# [What the task asks]
How many of the lines contain the string "structure"? Give the number, with no other words.

# [Data provided]
──────

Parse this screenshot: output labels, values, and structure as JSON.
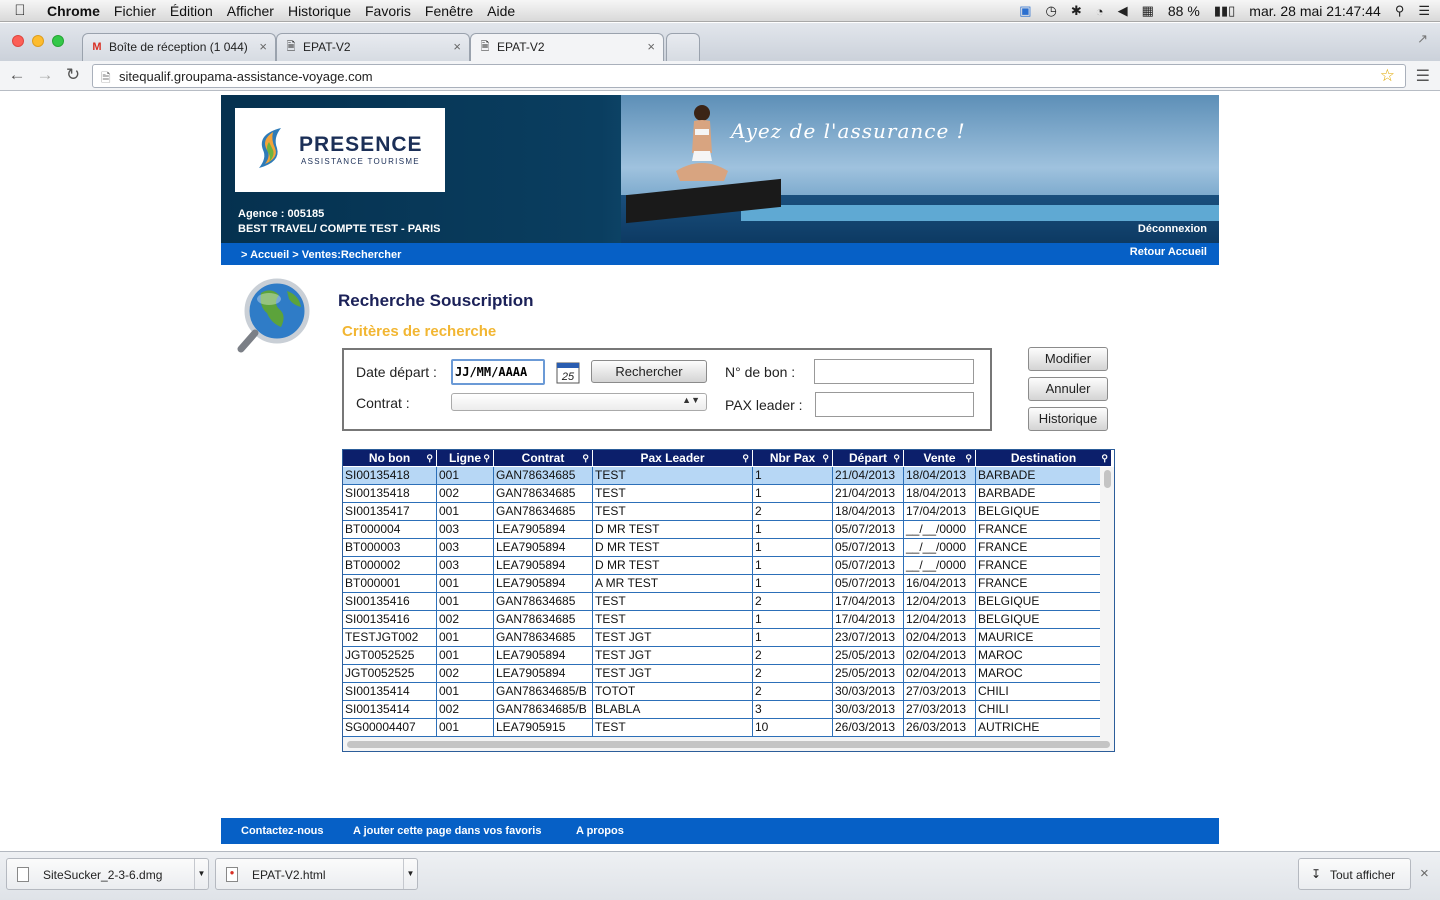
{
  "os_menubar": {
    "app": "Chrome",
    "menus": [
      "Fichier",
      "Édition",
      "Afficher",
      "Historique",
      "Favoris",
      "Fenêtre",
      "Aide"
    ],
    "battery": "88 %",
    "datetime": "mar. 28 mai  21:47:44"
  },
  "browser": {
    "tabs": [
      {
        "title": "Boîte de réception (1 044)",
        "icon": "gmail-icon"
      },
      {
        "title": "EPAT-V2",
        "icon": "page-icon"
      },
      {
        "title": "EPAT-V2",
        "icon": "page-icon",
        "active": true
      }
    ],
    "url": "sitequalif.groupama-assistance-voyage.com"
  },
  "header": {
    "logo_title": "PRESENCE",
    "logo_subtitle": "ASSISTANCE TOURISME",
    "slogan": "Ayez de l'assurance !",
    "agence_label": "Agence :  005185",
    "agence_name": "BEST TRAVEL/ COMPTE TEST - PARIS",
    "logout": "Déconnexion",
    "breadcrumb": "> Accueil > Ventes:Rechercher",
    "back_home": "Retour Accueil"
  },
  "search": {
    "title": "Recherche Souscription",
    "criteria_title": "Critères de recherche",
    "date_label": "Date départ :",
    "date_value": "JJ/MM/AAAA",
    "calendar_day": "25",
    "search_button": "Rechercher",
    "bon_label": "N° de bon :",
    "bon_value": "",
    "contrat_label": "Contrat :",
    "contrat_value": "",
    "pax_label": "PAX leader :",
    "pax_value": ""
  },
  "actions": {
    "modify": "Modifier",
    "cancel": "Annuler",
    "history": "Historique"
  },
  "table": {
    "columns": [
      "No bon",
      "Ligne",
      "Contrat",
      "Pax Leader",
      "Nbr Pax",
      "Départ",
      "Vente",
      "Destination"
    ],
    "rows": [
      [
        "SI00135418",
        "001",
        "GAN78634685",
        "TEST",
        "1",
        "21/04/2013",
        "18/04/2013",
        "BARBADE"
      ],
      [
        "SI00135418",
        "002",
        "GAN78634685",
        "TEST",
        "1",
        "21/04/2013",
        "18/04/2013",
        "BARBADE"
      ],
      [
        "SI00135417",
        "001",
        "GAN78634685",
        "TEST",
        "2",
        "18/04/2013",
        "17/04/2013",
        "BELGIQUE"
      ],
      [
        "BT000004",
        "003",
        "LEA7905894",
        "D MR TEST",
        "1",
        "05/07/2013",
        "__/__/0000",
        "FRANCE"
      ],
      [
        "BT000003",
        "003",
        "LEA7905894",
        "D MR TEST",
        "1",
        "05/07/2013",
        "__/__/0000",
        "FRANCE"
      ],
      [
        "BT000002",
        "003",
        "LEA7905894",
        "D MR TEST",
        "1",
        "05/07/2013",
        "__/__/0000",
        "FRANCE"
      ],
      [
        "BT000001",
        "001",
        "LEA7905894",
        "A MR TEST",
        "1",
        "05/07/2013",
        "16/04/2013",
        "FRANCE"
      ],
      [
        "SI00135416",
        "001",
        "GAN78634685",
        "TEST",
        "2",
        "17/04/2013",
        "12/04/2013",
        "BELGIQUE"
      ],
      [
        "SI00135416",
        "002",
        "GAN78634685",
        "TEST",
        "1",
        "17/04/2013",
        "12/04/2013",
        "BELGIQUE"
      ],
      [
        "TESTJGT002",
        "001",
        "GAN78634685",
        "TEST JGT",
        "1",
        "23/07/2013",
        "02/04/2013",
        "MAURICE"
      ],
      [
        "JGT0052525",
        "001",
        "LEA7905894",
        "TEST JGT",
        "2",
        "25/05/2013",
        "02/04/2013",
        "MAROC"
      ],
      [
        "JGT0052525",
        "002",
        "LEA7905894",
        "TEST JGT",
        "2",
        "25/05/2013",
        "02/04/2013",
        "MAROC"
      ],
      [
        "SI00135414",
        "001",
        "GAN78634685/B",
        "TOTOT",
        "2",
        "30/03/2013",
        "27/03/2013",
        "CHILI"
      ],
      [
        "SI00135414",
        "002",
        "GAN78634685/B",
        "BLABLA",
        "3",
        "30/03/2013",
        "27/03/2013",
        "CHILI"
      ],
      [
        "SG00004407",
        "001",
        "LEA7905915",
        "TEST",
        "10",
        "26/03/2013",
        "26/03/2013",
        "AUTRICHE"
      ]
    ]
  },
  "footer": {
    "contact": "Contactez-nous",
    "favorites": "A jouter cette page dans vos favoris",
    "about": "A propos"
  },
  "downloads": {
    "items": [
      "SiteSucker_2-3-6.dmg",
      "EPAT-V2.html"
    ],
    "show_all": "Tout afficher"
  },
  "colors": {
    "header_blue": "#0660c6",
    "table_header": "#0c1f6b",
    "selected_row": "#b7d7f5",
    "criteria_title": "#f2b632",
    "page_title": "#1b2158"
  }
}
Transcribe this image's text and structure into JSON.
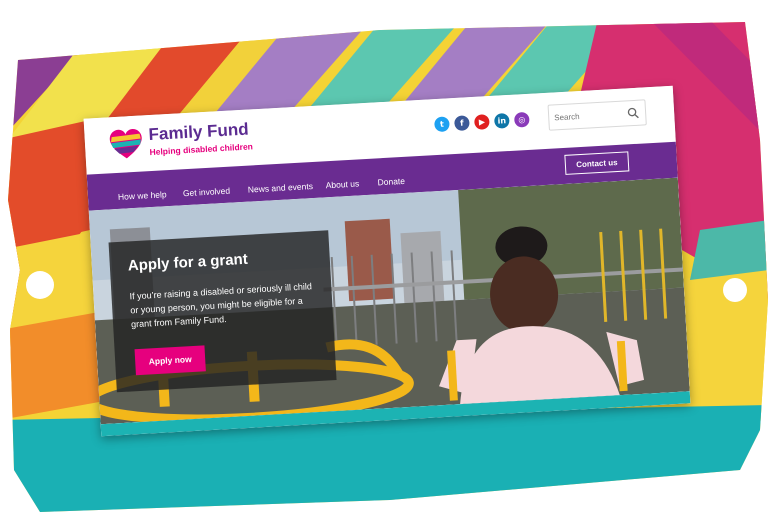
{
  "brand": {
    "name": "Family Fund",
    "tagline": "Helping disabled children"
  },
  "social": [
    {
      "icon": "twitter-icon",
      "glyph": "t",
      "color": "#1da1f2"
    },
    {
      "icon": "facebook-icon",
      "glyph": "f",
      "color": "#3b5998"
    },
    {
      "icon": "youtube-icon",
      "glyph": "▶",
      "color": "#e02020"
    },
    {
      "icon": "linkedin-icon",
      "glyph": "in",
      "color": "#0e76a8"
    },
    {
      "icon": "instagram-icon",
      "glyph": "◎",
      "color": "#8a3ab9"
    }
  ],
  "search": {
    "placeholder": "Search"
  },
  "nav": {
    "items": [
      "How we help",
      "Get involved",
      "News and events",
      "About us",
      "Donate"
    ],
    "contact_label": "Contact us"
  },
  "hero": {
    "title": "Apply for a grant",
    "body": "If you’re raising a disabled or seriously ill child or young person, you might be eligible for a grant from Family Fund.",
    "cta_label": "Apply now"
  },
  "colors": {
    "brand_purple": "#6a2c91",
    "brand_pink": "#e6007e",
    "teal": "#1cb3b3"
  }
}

──────

# [Response to this exercise]
2